EXERCISE → Pull every "свой" line out of the data below.

Dataset items →
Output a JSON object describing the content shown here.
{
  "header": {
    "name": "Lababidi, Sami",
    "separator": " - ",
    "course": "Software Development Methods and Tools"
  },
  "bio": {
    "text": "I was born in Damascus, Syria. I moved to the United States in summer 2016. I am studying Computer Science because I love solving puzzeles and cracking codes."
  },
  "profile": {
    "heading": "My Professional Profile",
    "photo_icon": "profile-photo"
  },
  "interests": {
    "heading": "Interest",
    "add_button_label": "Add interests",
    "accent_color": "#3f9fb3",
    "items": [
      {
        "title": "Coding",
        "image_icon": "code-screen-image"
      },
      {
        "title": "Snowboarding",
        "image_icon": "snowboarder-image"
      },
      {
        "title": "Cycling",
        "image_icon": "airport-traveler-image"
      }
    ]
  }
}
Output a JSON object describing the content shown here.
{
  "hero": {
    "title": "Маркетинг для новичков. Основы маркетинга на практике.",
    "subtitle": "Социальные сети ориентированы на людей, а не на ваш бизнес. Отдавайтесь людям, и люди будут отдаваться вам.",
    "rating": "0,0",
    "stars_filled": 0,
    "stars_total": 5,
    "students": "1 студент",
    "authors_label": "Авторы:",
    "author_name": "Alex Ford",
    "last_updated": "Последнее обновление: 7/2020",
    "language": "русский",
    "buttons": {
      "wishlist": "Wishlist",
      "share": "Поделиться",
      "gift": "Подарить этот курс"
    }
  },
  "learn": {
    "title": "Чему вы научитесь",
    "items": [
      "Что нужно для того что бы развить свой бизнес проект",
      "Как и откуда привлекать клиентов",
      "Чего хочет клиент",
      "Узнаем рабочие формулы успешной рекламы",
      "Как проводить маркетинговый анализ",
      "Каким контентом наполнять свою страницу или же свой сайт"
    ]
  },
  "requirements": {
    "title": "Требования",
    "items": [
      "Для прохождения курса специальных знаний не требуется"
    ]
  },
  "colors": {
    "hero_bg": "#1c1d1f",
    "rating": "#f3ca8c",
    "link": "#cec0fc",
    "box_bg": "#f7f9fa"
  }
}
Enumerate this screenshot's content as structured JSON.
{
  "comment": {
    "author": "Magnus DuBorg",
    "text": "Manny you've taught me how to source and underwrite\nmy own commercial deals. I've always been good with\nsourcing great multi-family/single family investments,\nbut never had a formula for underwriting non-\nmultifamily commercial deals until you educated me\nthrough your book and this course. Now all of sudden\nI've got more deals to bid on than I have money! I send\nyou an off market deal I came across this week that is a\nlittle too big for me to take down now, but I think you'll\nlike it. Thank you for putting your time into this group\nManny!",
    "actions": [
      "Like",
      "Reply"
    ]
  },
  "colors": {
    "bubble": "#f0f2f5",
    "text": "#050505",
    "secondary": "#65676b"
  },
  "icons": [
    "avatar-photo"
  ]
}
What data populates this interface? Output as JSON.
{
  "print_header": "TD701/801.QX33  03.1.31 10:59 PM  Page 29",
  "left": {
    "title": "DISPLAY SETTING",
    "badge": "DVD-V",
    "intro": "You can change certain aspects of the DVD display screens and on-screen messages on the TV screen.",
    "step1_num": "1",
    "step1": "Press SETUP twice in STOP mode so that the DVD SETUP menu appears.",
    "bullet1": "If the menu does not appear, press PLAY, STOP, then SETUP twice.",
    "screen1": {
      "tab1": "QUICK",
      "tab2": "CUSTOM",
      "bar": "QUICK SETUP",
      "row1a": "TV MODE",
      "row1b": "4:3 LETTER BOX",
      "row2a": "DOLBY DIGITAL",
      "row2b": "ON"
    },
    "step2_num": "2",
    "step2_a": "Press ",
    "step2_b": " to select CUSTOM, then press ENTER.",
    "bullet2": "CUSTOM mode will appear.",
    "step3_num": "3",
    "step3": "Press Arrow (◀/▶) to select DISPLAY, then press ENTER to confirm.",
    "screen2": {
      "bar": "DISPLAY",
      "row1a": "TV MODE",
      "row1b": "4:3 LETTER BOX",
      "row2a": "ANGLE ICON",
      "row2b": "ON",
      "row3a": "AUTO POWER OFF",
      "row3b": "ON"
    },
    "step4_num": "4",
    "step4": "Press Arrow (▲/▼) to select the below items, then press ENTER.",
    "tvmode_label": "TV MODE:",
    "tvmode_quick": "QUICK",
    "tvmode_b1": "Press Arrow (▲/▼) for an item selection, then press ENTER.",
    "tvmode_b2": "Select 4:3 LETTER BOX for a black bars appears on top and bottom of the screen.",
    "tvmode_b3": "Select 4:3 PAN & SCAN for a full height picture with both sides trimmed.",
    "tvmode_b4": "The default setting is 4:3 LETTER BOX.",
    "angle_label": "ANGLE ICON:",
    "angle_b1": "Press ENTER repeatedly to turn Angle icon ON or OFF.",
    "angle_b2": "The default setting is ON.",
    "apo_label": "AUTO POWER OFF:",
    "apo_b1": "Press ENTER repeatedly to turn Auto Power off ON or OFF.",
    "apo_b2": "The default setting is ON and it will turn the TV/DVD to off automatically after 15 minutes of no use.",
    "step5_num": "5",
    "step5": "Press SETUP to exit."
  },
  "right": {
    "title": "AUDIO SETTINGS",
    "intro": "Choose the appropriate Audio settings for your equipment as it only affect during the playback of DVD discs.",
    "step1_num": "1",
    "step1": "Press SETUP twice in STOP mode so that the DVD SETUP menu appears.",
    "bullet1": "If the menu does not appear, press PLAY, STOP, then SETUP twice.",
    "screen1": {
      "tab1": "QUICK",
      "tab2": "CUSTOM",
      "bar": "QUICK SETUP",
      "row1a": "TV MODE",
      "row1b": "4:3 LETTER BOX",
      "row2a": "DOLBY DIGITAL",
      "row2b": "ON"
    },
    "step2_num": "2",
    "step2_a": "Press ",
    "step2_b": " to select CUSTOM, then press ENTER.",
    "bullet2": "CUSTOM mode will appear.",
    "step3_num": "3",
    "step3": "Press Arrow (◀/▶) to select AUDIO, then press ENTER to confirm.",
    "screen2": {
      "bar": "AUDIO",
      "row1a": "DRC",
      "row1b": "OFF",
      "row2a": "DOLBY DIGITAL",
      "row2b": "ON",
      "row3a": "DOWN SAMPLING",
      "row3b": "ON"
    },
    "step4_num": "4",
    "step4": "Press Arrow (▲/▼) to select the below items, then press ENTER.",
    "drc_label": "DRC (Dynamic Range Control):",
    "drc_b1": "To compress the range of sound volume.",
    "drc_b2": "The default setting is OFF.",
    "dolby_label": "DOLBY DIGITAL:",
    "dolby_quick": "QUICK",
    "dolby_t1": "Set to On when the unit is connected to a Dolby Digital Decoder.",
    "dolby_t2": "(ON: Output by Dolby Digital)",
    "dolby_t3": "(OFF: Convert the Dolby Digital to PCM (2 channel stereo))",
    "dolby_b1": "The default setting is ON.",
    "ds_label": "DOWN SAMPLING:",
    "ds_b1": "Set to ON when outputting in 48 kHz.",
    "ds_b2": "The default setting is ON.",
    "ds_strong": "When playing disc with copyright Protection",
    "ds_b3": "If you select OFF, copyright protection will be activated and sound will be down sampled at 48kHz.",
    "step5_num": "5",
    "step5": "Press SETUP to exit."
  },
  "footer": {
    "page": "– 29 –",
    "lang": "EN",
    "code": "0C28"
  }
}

FULL OUTPUT →
      "Что нужно для того что бы развить свой бизнес проект",
      "Каким контентом наполнять свою страницу или же свой сайт"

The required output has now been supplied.